_Requirements_. Determine how many lines include "What". Give the number and nothing else.
* * * * * * * * *
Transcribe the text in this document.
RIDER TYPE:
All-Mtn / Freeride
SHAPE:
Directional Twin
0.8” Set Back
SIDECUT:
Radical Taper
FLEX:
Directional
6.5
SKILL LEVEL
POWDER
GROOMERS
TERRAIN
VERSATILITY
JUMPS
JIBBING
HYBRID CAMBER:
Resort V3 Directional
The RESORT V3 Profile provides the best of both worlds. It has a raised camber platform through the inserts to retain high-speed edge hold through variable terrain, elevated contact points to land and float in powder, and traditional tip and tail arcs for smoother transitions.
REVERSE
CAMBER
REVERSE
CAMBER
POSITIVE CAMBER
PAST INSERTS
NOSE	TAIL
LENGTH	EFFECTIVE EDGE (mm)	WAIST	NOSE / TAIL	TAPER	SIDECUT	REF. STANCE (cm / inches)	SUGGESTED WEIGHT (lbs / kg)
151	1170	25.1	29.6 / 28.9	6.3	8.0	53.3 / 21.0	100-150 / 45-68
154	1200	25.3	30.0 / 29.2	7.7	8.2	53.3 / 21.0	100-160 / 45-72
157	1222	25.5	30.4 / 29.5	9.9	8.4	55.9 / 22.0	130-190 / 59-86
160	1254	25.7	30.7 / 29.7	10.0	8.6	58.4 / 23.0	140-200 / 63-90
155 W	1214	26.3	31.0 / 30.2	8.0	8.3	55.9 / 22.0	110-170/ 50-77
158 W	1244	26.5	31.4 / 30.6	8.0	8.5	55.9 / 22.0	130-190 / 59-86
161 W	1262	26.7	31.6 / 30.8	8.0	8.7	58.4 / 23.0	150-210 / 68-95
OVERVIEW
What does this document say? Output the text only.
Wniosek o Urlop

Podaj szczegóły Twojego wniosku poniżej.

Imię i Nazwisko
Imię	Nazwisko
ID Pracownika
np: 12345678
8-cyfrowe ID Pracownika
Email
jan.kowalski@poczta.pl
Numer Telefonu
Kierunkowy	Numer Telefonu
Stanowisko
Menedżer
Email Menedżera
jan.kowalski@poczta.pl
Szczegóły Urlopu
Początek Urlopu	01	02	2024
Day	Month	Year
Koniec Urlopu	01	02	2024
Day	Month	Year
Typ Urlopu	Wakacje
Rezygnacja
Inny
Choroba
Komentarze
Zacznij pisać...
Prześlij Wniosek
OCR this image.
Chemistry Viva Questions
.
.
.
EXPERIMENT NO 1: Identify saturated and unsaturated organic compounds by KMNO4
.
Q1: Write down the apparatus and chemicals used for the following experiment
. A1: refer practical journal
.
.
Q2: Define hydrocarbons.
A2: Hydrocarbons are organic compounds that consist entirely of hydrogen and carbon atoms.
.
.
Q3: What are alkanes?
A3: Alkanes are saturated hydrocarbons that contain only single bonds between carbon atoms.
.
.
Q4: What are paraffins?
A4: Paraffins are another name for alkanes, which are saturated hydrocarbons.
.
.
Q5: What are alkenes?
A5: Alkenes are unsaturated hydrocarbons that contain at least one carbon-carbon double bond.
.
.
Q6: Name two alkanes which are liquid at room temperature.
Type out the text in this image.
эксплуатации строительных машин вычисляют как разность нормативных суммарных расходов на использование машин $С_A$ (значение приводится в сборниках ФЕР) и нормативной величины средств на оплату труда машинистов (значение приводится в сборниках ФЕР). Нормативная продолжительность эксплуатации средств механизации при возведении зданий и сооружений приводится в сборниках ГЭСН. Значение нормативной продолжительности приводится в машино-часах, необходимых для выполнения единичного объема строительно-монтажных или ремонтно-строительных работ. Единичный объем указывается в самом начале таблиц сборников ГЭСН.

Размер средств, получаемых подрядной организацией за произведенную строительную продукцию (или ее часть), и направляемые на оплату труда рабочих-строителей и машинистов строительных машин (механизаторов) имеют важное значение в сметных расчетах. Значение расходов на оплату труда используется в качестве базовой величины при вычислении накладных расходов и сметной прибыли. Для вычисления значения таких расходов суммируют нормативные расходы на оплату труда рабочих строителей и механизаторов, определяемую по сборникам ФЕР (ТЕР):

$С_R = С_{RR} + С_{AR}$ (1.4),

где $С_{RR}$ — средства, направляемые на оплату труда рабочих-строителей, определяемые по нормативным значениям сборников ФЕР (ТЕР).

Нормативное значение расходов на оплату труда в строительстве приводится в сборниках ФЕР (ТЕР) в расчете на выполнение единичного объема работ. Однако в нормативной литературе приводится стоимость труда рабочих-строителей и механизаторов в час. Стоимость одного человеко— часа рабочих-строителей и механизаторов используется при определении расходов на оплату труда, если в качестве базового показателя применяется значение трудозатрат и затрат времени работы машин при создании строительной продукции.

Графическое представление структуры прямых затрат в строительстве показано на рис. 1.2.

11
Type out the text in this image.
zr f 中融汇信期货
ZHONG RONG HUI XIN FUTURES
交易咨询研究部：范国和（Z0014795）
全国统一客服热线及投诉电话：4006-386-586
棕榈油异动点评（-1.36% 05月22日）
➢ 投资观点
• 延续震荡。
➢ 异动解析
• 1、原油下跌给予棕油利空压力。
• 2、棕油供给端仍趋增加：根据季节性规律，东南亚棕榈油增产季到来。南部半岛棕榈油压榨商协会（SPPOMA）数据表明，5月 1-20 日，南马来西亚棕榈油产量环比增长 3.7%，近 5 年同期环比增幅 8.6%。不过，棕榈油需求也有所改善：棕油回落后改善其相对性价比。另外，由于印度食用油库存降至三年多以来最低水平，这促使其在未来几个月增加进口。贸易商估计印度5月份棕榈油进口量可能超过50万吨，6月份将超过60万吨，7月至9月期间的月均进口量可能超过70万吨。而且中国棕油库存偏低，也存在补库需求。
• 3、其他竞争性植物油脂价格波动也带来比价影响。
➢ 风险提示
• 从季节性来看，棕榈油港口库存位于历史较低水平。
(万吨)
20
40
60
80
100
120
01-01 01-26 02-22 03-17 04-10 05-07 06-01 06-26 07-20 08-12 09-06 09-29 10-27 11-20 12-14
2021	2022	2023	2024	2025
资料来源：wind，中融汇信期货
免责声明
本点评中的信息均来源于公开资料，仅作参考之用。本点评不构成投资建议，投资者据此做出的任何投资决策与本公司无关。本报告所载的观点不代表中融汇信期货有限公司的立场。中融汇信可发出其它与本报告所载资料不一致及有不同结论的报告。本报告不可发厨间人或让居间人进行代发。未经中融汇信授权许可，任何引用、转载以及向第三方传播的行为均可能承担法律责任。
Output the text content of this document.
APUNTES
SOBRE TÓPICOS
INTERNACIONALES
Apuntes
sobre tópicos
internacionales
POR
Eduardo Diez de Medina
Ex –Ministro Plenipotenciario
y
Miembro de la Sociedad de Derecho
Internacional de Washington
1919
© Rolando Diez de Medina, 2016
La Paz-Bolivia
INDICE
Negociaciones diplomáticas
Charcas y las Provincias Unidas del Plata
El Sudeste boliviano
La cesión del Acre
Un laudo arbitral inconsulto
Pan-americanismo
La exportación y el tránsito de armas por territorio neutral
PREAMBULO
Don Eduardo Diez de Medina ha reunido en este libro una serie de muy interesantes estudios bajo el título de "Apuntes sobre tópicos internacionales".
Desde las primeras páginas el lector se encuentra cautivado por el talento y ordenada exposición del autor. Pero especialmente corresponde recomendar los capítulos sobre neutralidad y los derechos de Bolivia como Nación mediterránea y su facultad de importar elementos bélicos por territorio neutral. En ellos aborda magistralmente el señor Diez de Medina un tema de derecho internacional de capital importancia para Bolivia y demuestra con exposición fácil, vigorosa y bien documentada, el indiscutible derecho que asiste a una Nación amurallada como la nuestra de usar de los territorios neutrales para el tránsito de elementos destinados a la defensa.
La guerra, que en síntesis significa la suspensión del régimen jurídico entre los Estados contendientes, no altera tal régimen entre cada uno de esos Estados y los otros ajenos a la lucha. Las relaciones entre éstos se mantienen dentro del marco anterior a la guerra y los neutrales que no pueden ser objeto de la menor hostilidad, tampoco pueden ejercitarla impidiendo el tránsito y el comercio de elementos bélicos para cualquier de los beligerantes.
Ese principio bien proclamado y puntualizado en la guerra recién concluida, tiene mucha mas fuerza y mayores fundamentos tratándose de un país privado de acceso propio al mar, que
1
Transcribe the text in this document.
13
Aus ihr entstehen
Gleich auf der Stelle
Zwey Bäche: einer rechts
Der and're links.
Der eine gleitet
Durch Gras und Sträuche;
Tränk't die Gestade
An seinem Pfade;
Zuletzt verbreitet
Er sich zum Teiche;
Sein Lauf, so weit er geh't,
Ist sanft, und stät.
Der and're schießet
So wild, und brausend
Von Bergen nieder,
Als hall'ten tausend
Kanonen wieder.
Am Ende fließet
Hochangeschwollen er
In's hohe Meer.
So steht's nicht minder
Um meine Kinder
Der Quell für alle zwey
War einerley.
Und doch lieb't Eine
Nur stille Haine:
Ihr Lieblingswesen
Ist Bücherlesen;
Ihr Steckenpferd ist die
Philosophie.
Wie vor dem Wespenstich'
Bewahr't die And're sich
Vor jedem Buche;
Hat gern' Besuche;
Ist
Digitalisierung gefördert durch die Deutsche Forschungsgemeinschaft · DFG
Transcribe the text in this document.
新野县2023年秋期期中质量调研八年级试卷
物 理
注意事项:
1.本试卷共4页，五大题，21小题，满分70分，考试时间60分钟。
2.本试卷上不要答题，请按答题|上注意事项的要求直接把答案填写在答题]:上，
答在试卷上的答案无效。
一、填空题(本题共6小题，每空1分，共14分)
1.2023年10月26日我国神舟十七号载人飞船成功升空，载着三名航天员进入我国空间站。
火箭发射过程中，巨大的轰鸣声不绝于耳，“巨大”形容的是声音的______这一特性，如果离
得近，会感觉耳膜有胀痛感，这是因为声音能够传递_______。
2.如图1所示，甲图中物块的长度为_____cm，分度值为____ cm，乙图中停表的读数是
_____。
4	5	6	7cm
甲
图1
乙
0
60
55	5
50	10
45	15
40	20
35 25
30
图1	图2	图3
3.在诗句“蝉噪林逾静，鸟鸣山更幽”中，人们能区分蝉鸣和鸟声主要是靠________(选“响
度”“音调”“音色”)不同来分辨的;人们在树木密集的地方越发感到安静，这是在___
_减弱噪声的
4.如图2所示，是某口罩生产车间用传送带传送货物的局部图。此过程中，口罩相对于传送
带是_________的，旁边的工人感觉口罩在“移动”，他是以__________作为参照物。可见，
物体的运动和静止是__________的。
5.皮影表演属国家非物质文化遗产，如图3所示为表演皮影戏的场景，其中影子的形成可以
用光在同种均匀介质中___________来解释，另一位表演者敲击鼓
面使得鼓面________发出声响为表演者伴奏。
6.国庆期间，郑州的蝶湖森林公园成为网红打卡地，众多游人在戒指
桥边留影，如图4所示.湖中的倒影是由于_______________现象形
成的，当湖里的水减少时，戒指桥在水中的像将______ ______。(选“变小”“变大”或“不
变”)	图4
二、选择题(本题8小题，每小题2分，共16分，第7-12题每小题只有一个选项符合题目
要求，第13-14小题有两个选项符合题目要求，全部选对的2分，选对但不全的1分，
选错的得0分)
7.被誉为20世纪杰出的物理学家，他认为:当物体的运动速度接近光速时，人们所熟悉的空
* * * * * * * * *
_Result for this task_. 4